--- Task requirements ---
Output the material beneath exactly, leaving nothing out.

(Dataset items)
══════
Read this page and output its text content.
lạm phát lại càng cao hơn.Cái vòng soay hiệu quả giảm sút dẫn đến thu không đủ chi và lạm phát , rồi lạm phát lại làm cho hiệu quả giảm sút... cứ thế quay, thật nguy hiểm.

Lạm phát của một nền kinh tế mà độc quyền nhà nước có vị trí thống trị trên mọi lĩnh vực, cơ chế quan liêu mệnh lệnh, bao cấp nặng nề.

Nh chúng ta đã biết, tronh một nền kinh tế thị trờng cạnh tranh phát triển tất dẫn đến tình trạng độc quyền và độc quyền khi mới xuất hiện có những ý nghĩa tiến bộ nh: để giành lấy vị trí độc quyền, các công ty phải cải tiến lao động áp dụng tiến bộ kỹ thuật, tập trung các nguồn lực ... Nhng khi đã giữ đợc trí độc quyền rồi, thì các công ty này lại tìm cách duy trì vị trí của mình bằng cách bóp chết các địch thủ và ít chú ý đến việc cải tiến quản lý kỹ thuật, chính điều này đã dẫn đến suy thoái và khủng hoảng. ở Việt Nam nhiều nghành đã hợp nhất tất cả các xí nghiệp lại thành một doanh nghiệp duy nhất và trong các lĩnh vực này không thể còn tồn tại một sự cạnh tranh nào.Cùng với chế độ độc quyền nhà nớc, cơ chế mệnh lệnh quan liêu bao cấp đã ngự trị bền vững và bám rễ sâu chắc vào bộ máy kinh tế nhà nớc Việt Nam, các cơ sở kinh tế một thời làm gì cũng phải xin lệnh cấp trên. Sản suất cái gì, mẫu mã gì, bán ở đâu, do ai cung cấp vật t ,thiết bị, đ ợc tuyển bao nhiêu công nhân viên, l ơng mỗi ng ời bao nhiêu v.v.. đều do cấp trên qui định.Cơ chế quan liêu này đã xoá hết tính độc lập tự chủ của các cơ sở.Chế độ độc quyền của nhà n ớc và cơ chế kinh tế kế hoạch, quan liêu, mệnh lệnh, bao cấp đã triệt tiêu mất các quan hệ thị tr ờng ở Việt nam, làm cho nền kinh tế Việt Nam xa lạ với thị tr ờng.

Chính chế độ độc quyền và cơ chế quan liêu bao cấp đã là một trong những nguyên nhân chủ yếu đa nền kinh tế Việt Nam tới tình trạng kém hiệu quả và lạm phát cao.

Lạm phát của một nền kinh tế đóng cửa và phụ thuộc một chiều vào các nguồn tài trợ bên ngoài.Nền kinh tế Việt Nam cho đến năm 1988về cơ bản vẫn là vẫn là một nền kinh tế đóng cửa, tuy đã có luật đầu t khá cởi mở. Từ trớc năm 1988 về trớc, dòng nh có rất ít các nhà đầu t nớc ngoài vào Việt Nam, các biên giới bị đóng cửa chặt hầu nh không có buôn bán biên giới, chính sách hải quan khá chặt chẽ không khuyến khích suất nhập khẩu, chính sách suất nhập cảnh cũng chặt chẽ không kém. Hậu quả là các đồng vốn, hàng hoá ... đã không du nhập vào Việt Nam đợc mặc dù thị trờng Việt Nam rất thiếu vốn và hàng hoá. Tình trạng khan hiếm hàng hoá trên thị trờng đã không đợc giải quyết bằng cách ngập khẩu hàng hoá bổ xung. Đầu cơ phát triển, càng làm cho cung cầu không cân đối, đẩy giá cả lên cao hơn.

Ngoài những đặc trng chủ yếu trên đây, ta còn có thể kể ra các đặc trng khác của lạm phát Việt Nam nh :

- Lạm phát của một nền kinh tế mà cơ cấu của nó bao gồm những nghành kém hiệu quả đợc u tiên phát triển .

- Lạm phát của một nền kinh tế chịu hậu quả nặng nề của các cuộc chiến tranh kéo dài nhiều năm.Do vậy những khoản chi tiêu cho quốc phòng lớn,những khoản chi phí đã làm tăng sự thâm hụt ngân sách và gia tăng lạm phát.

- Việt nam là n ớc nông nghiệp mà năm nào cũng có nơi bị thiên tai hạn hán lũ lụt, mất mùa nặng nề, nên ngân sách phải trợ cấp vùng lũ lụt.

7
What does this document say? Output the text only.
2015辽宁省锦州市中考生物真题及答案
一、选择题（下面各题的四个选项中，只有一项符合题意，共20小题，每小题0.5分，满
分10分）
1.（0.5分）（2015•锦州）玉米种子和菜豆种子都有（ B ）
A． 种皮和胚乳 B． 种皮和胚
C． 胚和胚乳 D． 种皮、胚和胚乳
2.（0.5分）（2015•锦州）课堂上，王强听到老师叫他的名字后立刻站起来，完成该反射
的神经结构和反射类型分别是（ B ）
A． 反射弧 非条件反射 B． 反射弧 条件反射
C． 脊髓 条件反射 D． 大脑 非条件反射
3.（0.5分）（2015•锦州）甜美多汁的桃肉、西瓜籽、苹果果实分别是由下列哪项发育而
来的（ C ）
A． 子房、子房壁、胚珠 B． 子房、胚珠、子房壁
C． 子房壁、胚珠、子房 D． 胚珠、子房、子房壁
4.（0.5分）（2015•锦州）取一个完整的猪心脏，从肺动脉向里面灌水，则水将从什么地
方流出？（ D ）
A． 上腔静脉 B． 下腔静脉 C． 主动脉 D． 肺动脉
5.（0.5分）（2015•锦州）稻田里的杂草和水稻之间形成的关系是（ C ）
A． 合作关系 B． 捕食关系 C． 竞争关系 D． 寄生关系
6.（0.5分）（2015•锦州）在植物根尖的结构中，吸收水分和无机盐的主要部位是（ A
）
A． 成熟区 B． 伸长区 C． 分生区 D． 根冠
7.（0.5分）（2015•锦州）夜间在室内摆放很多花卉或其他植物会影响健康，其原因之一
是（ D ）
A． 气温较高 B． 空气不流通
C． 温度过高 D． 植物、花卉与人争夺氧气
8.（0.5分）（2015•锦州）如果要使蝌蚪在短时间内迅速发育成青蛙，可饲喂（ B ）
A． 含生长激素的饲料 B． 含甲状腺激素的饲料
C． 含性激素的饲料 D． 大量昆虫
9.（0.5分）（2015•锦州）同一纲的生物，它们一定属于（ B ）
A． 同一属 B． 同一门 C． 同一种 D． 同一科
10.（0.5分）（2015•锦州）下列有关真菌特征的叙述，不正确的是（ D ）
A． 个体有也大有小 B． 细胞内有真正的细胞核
══════
--- Result of the task ---
Read this page and output its text content.
lạm phát lại càng cao hơn.Cái vòng soay hiệu quả giảm sút dẫn đến thu không đủ chi và lạm phát , rồi lạm phát lại làm cho hiệu quả giảm sút... cứ thế quay, thật nguy hiểm.

Lạm phát của một nền kinh tế mà độc quyền nhà nước có vị trí thống trị trên mọi lĩnh vực, cơ chế quan liêu mệnh lệnh, bao cấp nặng nề.

Nh chúng ta đã biết, tronh một nền kinh tế thị trờng cạnh tranh phát triển tất dẫn đến tình trạng độc quyền và độc quyền khi mới xuất hiện có những ý nghĩa tiến bộ nh: để giành lấy vị trí độc quyền, các công ty phải cải tiến lao động áp dụng tiến bộ kỹ thuật, tập trung các nguồn lực ... Nhng khi đã giữ đợc trí độc quyền rồi, thì các công ty này lại tìm cách duy trì vị trí của mình bằng cách bóp chết các địch thủ và ít chú ý đến việc cải tiến quản lý kỹ thuật, chính điều này đã dẫn đến suy thoái và khủng hoảng. ở Việt Nam nhiều nghành đã hợp nhất tất cả các xí nghiệp lại thành một doanh nghiệp duy nhất và trong các lĩnh vực này không thể còn tồn tại một sự cạnh tranh nào.Cùng với chế độ độc quyền nhà nớc, cơ chế mệnh lệnh quan liêu bao cấp đã ngự trị bền vững và bám rễ sâu chắc vào bộ máy kinh tế nhà nớc Việt Nam, các cơ sở kinh tế một thời làm gì cũng phải xin lệnh cấp trên. Sản suất cái gì, mẫu mã gì, bán ở đâu, do ai cung cấp vật t ,thiết bị, đ ợc tuyển bao nhiêu công nhân viên, l ơng mỗi ng ời bao nhiêu v.v.. đều do cấp trên qui định.Cơ chế quan liêu này đã xoá hết tính độc lập tự chủ của các cơ sở.Chế độ độc quyền của nhà n ớc và cơ chế kinh tế kế hoạch, quan liêu, mệnh lệnh, bao cấp đã triệt tiêu mất các quan hệ thị tr ờng ở Việt nam, làm cho nền kinh tế Việt Nam xa lạ với thị tr ờng.

Chính chế độ độc quyền và cơ chế quan liêu bao cấp đã là một trong những nguyên nhân chủ yếu đa nền kinh tế Việt Nam tới tình trạng kém hiệu quả và lạm phát cao.

Lạm phát của một nền kinh tế đóng cửa và phụ thuộc một chiều vào các nguồn tài trợ bên ngoài.Nền kinh tế Việt Nam cho đến năm 1988về cơ bản vẫn là vẫn là một nền kinh tế đóng cửa, tuy đã có luật đầu t khá cởi mở. Từ trớc năm 1988 về trớc, dòng nh có rất ít các nhà đầu t nớc ngoài vào Việt Nam, các biên giới bị đóng cửa chặt hầu nh không có buôn bán biên giới, chính sách hải quan khá chặt chẽ không khuyến khích suất nhập khẩu, chính sách suất nhập cảnh cũng chặt chẽ không kém. Hậu quả là các đồng vốn, hàng hoá ... đã không du nhập vào Việt Nam đợc mặc dù thị trờng Việt Nam rất thiếu vốn và hàng hoá. Tình trạng khan hiếm hàng hoá trên thị trờng đã không đợc giải quyết bằng cách ngập khẩu hàng hoá bổ xung. Đầu cơ phát triển, càng làm cho cung cầu không cân đối, đẩy giá cả lên cao hơn.

Ngoài những đặc trng chủ yếu trên đây, ta còn có thể kể ra các đặc trng khác của lạm phát Việt Nam nh :

- Lạm phát của một nền kinh tế mà cơ cấu của nó bao gồm những nghành kém hiệu quả đợc u tiên phát triển .

- Lạm phát của một nền kinh tế chịu hậu quả nặng nề của các cuộc chiến tranh kéo dài nhiều năm.Do vậy những khoản chi tiêu cho quốc phòng lớn,những khoản chi phí đã làm tăng sự thâm hụt ngân sách và gia tăng lạm phát.

- Việt nam là n ớc nông nghiệp mà năm nào cũng có nơi bị thiên tai hạn hán lũ lụt, mất mùa nặng nề, nên ngân sách phải trợ cấp vùng lũ lụt.

7
What does this document say? Output the text only.
2015辽宁省锦州市中考生物真题及答案
一、选择题（下面各题的四个选项中，只有一项符合题意，共20小题，每小题0.5分，满
分10分）
1.（0.5分）（2015•锦州）玉米种子和菜豆种子都有（ B ）
A． 种皮和胚乳 B． 种皮和胚
C． 胚和胚乳 D． 种皮、胚和胚乳
2.（0.5分）（2015•锦州）课堂上，王强听到老师叫他的名字后立刻站起来，完成该反射
的神经结构和反射类型分别是（ B ）
A． 反射弧 非条件反射 B． 反射弧 条件反射
C． 脊髓 条件反射 D． 大脑 非条件反射
3.（0.5分）（2015•锦州）甜美多汁的桃肉、西瓜籽、苹果果实分别是由下列哪项发育而
来的（ C ）
A． 子房、子房壁、胚珠 B． 子房、胚珠、子房壁
C． 子房壁、胚珠、子房 D． 胚珠、子房、子房壁
4.（0.5分）（2015•锦州）取一个完整的猪心脏，从肺动脉向里面灌水，则水将从什么地
方流出？（ D ）
A． 上腔静脉 B． 下腔静脉 C． 主动脉 D． 肺动脉
5.（0.5分）（2015•锦州）稻田里的杂草和水稻之间形成的关系是（ C ）
A． 合作关系 B． 捕食关系 C． 竞争关系 D． 寄生关系
6.（0.5分）（2015•锦州）在植物根尖的结构中，吸收水分和无机盐的主要部位是（ A
）
A． 成熟区 B． 伸长区 C． 分生区 D． 根冠
7.（0.5分）（2015•锦州）夜间在室内摆放很多花卉或其他植物会影响健康，其原因之一
是（ D ）
A． 气温较高 B． 空气不流通
C． 温度过高 D． 植物、花卉与人争夺氧气
8.（0.5分）（2015•锦州）如果要使蝌蚪在短时间内迅速发育成青蛙，可饲喂（ B ）
A． 含生长激素的饲料 B． 含甲状腺激素的饲料
C． 含性激素的饲料 D． 大量昆虫
9.（0.5分）（2015•锦州）同一纲的生物，它们一定属于（ B ）
A． 同一属 B． 同一门 C． 同一种 D． 同一科
10.（0.5分）（2015•锦州）下列有关真菌特征的叙述，不正确的是（ D ）
A． 个体有也大有小 B． 细胞内有真正的细胞核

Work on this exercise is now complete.